[Start Information supplied]

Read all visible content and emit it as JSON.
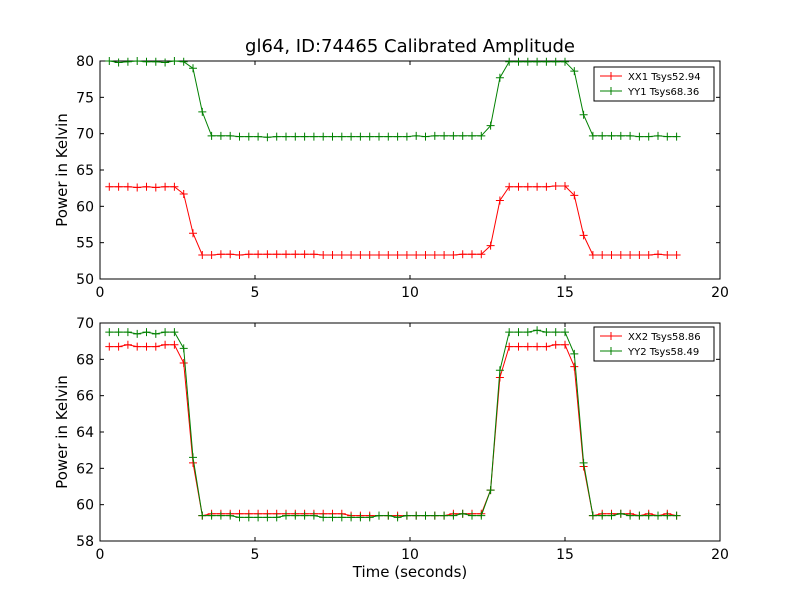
{
  "figure_title": "gl64, ID:74465 Calibrated Amplitude",
  "colors": {
    "red_series": "#ff0000",
    "green_series": "#008000"
  },
  "chart_data": [
    {
      "type": "line",
      "title": "gl64, ID:74465 Calibrated Amplitude",
      "xlabel": "",
      "ylabel": "Power in Kelvin",
      "xlim": [
        0,
        20
      ],
      "ylim": [
        50,
        80
      ],
      "xticks": [
        0,
        5,
        10,
        15,
        20
      ],
      "yticks": [
        50,
        55,
        60,
        65,
        70,
        75,
        80
      ],
      "grid": false,
      "legend_position": "top-right",
      "x": [
        0.3,
        0.6,
        0.9,
        1.2,
        1.5,
        1.8,
        2.1,
        2.4,
        2.7,
        3.0,
        3.3,
        3.6,
        3.9,
        4.2,
        4.5,
        4.8,
        5.1,
        5.4,
        5.7,
        6.0,
        6.3,
        6.6,
        6.9,
        7.2,
        7.5,
        7.8,
        8.1,
        8.4,
        8.7,
        9.0,
        9.3,
        9.6,
        9.9,
        10.2,
        10.5,
        10.8,
        11.1,
        11.4,
        11.7,
        12.0,
        12.3,
        12.6,
        12.9,
        13.2,
        13.5,
        13.8,
        14.1,
        14.4,
        14.7,
        15.0,
        15.3,
        15.6,
        15.9,
        16.2,
        16.5,
        16.8,
        17.1,
        17.4,
        17.7,
        18.0,
        18.3,
        18.6
      ],
      "series": [
        {
          "name": "XX1 Tsys52.94",
          "color": "#ff0000",
          "values": [
            62.7,
            62.7,
            62.7,
            62.6,
            62.7,
            62.6,
            62.7,
            62.7,
            61.7,
            56.3,
            53.3,
            53.3,
            53.4,
            53.4,
            53.3,
            53.4,
            53.4,
            53.4,
            53.4,
            53.4,
            53.4,
            53.4,
            53.4,
            53.3,
            53.3,
            53.3,
            53.3,
            53.3,
            53.3,
            53.3,
            53.3,
            53.3,
            53.3,
            53.3,
            53.3,
            53.3,
            53.3,
            53.3,
            53.4,
            53.4,
            53.4,
            54.6,
            60.8,
            62.7,
            62.7,
            62.7,
            62.7,
            62.7,
            62.8,
            62.8,
            61.5,
            56.0,
            53.3,
            53.3,
            53.3,
            53.3,
            53.3,
            53.3,
            53.3,
            53.4,
            53.3,
            53.3
          ]
        },
        {
          "name": "YY1 Tsys68.36",
          "color": "#008000",
          "values": [
            80.0,
            79.8,
            79.9,
            80.0,
            79.9,
            79.9,
            79.8,
            80.0,
            79.9,
            79.0,
            73.0,
            69.7,
            69.7,
            69.7,
            69.6,
            69.6,
            69.6,
            69.5,
            69.6,
            69.6,
            69.6,
            69.6,
            69.6,
            69.6,
            69.6,
            69.6,
            69.6,
            69.6,
            69.6,
            69.6,
            69.6,
            69.6,
            69.6,
            69.7,
            69.6,
            69.7,
            69.7,
            69.7,
            69.7,
            69.7,
            69.7,
            71.1,
            77.7,
            79.9,
            79.9,
            79.9,
            79.9,
            79.9,
            79.9,
            79.9,
            78.6,
            72.6,
            69.7,
            69.7,
            69.7,
            69.7,
            69.7,
            69.6,
            69.6,
            69.7,
            69.6,
            69.6
          ]
        }
      ]
    },
    {
      "type": "line",
      "title": "",
      "xlabel": "Time (seconds)",
      "ylabel": "Power in Kelvin",
      "xlim": [
        0,
        20
      ],
      "ylim": [
        58,
        70
      ],
      "xticks": [
        0,
        5,
        10,
        15,
        20
      ],
      "yticks": [
        58,
        60,
        62,
        64,
        66,
        68,
        70
      ],
      "grid": false,
      "legend_position": "top-right",
      "x": [
        0.3,
        0.6,
        0.9,
        1.2,
        1.5,
        1.8,
        2.1,
        2.4,
        2.7,
        3.0,
        3.3,
        3.6,
        3.9,
        4.2,
        4.5,
        4.8,
        5.1,
        5.4,
        5.7,
        6.0,
        6.3,
        6.6,
        6.9,
        7.2,
        7.5,
        7.8,
        8.1,
        8.4,
        8.7,
        9.0,
        9.3,
        9.6,
        9.9,
        10.2,
        10.5,
        10.8,
        11.1,
        11.4,
        11.7,
        12.0,
        12.3,
        12.6,
        12.9,
        13.2,
        13.5,
        13.8,
        14.1,
        14.4,
        14.7,
        15.0,
        15.3,
        15.6,
        15.9,
        16.2,
        16.5,
        16.8,
        17.1,
        17.4,
        17.7,
        18.0,
        18.3,
        18.6
      ],
      "series": [
        {
          "name": "XX2 Tsys58.86",
          "color": "#ff0000",
          "values": [
            68.7,
            68.7,
            68.8,
            68.7,
            68.7,
            68.7,
            68.8,
            68.8,
            67.8,
            62.3,
            59.4,
            59.5,
            59.5,
            59.5,
            59.5,
            59.5,
            59.5,
            59.5,
            59.5,
            59.5,
            59.5,
            59.5,
            59.5,
            59.5,
            59.5,
            59.5,
            59.4,
            59.4,
            59.4,
            59.4,
            59.4,
            59.4,
            59.4,
            59.4,
            59.4,
            59.4,
            59.4,
            59.5,
            59.5,
            59.5,
            59.5,
            60.8,
            67.0,
            68.7,
            68.7,
            68.7,
            68.7,
            68.7,
            68.8,
            68.8,
            67.6,
            62.1,
            59.4,
            59.5,
            59.5,
            59.5,
            59.5,
            59.4,
            59.5,
            59.4,
            59.5,
            59.4
          ]
        },
        {
          "name": "YY2 Tsys58.49",
          "color": "#008000",
          "values": [
            69.5,
            69.5,
            69.5,
            69.4,
            69.5,
            69.4,
            69.5,
            69.5,
            68.6,
            62.6,
            59.4,
            59.4,
            59.4,
            59.4,
            59.3,
            59.3,
            59.3,
            59.3,
            59.3,
            59.4,
            59.4,
            59.4,
            59.4,
            59.3,
            59.3,
            59.3,
            59.3,
            59.3,
            59.3,
            59.4,
            59.4,
            59.3,
            59.4,
            59.4,
            59.4,
            59.4,
            59.4,
            59.4,
            59.5,
            59.4,
            59.4,
            60.8,
            67.4,
            69.5,
            69.5,
            69.5,
            69.6,
            69.5,
            69.5,
            69.5,
            68.3,
            62.3,
            59.4,
            59.4,
            59.4,
            59.5,
            59.4,
            59.4,
            59.4,
            59.4,
            59.4,
            59.4
          ]
        }
      ]
    }
  ]
}
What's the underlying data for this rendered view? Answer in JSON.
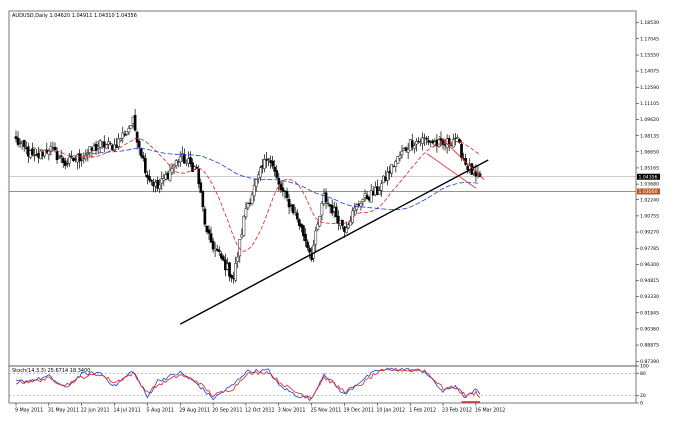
{
  "chart_data": [
    {
      "type": "candlestick",
      "header": "AUDUSD,Daily  1.04620 1.04911 1.04310 1.04356",
      "symbol": "AUDUSD",
      "timeframe": "Daily",
      "ohlc_last": {
        "open": 1.0462,
        "high": 1.04911,
        "low": 1.0431,
        "close": 1.04356
      },
      "ylim": [
        0.8695,
        1.196
      ],
      "y_ticks": [
        "1.18530",
        "1.17045",
        "1.15550",
        "1.14075",
        "1.12590",
        "1.11105",
        "1.09620",
        "1.08135",
        "1.06650",
        "1.05165",
        "1.03680",
        "1.02240",
        "1.00755",
        "0.99270",
        "0.97785",
        "0.96300",
        "0.94815",
        "0.93330",
        "0.91845",
        "0.90360",
        "0.88875",
        "0.87390"
      ],
      "current_price_label": "1.04356",
      "support_price_label": "1.03000",
      "x_ticks": [
        "9 May 2011",
        "31 May 2011",
        "22 Jun 2011",
        "14 Jul 2011",
        "5 Aug 2011",
        "29 Aug 2011",
        "20 Sep 2011",
        "12 Oct 2011",
        "3 Nov 2011",
        "25 Nov 2011",
        "19 Dec 2011",
        "10 Jan 2012",
        "1 Feb 2012",
        "23 Feb 2012",
        "16 Mar 2012"
      ],
      "close_anchors": [
        {
          "date": "9 May 2011",
          "close": 1.077
        },
        {
          "date": "20 May 2011",
          "close": 1.06
        },
        {
          "date": "31 May 2011",
          "close": 1.07
        },
        {
          "date": "10 Jun 2011",
          "close": 1.056
        },
        {
          "date": "22 Jun 2011",
          "close": 1.062
        },
        {
          "date": "5 Jul 2011",
          "close": 1.073
        },
        {
          "date": "14 Jul 2011",
          "close": 1.072
        },
        {
          "date": "27 Jul 2011",
          "close": 1.094
        },
        {
          "date": "5 Aug 2011",
          "close": 1.045
        },
        {
          "date": "12 Aug 2011",
          "close": 1.033
        },
        {
          "date": "29 Aug 2011",
          "close": 1.062
        },
        {
          "date": "8 Sep 2011",
          "close": 1.05
        },
        {
          "date": "15 Sep 2011",
          "close": 0.99
        },
        {
          "date": "20 Sep 2011",
          "close": 0.98
        },
        {
          "date": "4 Oct 2011",
          "close": 0.95
        },
        {
          "date": "12 Oct 2011",
          "close": 1.015
        },
        {
          "date": "27 Oct 2011",
          "close": 1.065
        },
        {
          "date": "3 Nov 2011",
          "close": 1.035
        },
        {
          "date": "15 Nov 2011",
          "close": 1.01
        },
        {
          "date": "25 Nov 2011",
          "close": 0.971
        },
        {
          "date": "5 Dec 2011",
          "close": 1.025
        },
        {
          "date": "19 Dec 2011",
          "close": 0.997
        },
        {
          "date": "29 Dec 2011",
          "close": 1.022
        },
        {
          "date": "10 Jan 2012",
          "close": 1.03
        },
        {
          "date": "20 Jan 2012",
          "close": 1.055
        },
        {
          "date": "1 Feb 2012",
          "close": 1.075
        },
        {
          "date": "10 Feb 2012",
          "close": 1.078
        },
        {
          "date": "23 Feb 2012",
          "close": 1.072
        },
        {
          "date": "2 Mar 2012",
          "close": 1.08
        },
        {
          "date": "9 Mar 2012",
          "close": 1.056
        },
        {
          "date": "16 Mar 2012",
          "close": 1.042
        },
        {
          "date": "20 Mar 2012",
          "close": 1.0436
        }
      ],
      "overlays": {
        "fast_ma": {
          "color": "#e02020",
          "style": "dashed"
        },
        "slow_ma": {
          "color": "#1a3fd8",
          "style": "dashed"
        },
        "support_level": {
          "value": 1.03,
          "color": "#b85a1e"
        },
        "current_level": {
          "value": 1.04356,
          "color": "#9a9a9a"
        },
        "trendline": {
          "color": "#000000",
          "from": {
            "date": "29 Aug 2011",
            "price": 0.908
          },
          "to": {
            "date": "26 Mar 2012",
            "price": 1.059
          }
        },
        "channel": {
          "color": "#e02020",
          "upper": [
            {
              "date": "21 Feb 2012",
              "price": 1.081
            },
            {
              "date": "22 Mar 2012",
              "price": 1.041
            }
          ],
          "lower": [
            {
              "date": "13 Feb 2012",
              "price": 1.065
            },
            {
              "date": "16 Mar 2012",
              "price": 1.033
            }
          ]
        }
      }
    },
    {
      "type": "line",
      "title": "Stoch(14,3,3) 25.6714 18.3400",
      "ylim": [
        0,
        100
      ],
      "y_ticks": [
        "100",
        "80",
        "20",
        "0"
      ],
      "levels": [
        80,
        20
      ],
      "series": [
        {
          "name": "%K",
          "color": "#1a3fd8",
          "anchors": [
            {
              "date": "9 May 2011",
              "value": 58
            },
            {
              "date": "20 May 2011",
              "value": 62
            },
            {
              "date": "31 May 2011",
              "value": 72
            },
            {
              "date": "10 Jun 2011",
              "value": 40
            },
            {
              "date": "22 Jun 2011",
              "value": 78
            },
            {
              "date": "5 Jul 2011",
              "value": 82
            },
            {
              "date": "14 Jul 2011",
              "value": 45
            },
            {
              "date": "27 Jul 2011",
              "value": 88
            },
            {
              "date": "5 Aug 2011",
              "value": 15
            },
            {
              "date": "12 Aug 2011",
              "value": 60
            },
            {
              "date": "29 Aug 2011",
              "value": 82
            },
            {
              "date": "8 Sep 2011",
              "value": 52
            },
            {
              "date": "20 Sep 2011",
              "value": 12
            },
            {
              "date": "4 Oct 2011",
              "value": 50
            },
            {
              "date": "12 Oct 2011",
              "value": 85
            },
            {
              "date": "27 Oct 2011",
              "value": 88
            },
            {
              "date": "3 Nov 2011",
              "value": 48
            },
            {
              "date": "15 Nov 2011",
              "value": 22
            },
            {
              "date": "25 Nov 2011",
              "value": 10
            },
            {
              "date": "5 Dec 2011",
              "value": 80
            },
            {
              "date": "19 Dec 2011",
              "value": 22
            },
            {
              "date": "29 Dec 2011",
              "value": 60
            },
            {
              "date": "10 Jan 2012",
              "value": 88
            },
            {
              "date": "20 Jan 2012",
              "value": 92
            },
            {
              "date": "1 Feb 2012",
              "value": 90
            },
            {
              "date": "10 Feb 2012",
              "value": 86
            },
            {
              "date": "23 Feb 2012",
              "value": 30
            },
            {
              "date": "2 Mar 2012",
              "value": 48
            },
            {
              "date": "9 Mar 2012",
              "value": 14
            },
            {
              "date": "16 Mar 2012",
              "value": 35
            },
            {
              "date": "20 Mar 2012",
              "value": 25.67
            }
          ]
        },
        {
          "name": "%D",
          "color": "#e02020",
          "anchors": [
            {
              "date": "9 May 2011",
              "value": 55
            },
            {
              "date": "20 May 2011",
              "value": 60
            },
            {
              "date": "31 May 2011",
              "value": 66
            },
            {
              "date": "10 Jun 2011",
              "value": 48
            },
            {
              "date": "22 Jun 2011",
              "value": 70
            },
            {
              "date": "5 Jul 2011",
              "value": 78
            },
            {
              "date": "14 Jul 2011",
              "value": 55
            },
            {
              "date": "27 Jul 2011",
              "value": 80
            },
            {
              "date": "5 Aug 2011",
              "value": 28
            },
            {
              "date": "12 Aug 2011",
              "value": 48
            },
            {
              "date": "29 Aug 2011",
              "value": 76
            },
            {
              "date": "8 Sep 2011",
              "value": 60
            },
            {
              "date": "20 Sep 2011",
              "value": 20
            },
            {
              "date": "4 Oct 2011",
              "value": 40
            },
            {
              "date": "12 Oct 2011",
              "value": 78
            },
            {
              "date": "27 Oct 2011",
              "value": 84
            },
            {
              "date": "3 Nov 2011",
              "value": 58
            },
            {
              "date": "15 Nov 2011",
              "value": 30
            },
            {
              "date": "25 Nov 2011",
              "value": 16
            },
            {
              "date": "5 Dec 2011",
              "value": 70
            },
            {
              "date": "19 Dec 2011",
              "value": 32
            },
            {
              "date": "29 Dec 2011",
              "value": 50
            },
            {
              "date": "10 Jan 2012",
              "value": 82
            },
            {
              "date": "20 Jan 2012",
              "value": 90
            },
            {
              "date": "1 Feb 2012",
              "value": 88
            },
            {
              "date": "10 Feb 2012",
              "value": 88
            },
            {
              "date": "23 Feb 2012",
              "value": 40
            },
            {
              "date": "2 Mar 2012",
              "value": 42
            },
            {
              "date": "9 Mar 2012",
              "value": 20
            },
            {
              "date": "16 Mar 2012",
              "value": 28
            },
            {
              "date": "20 Mar 2012",
              "value": 18.34
            }
          ]
        }
      ],
      "oversold_marker": {
        "color": "#e02020",
        "from": "7 Mar 2012",
        "to": "20 Mar 2012",
        "value": 3
      }
    }
  ]
}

[End Information supplied]

__Task instructions__: Using the listing above, gather each line that holds the string "name" and copy it.

__Task solution__:
          "name": "XX1 Tsys52.94",
          "name": "YY1 Tsys68.36",
          "name": "XX2 Tsys58.86",
          "name": "YY2 Tsys58.49",
          "name": "%K",
          "name": "%D",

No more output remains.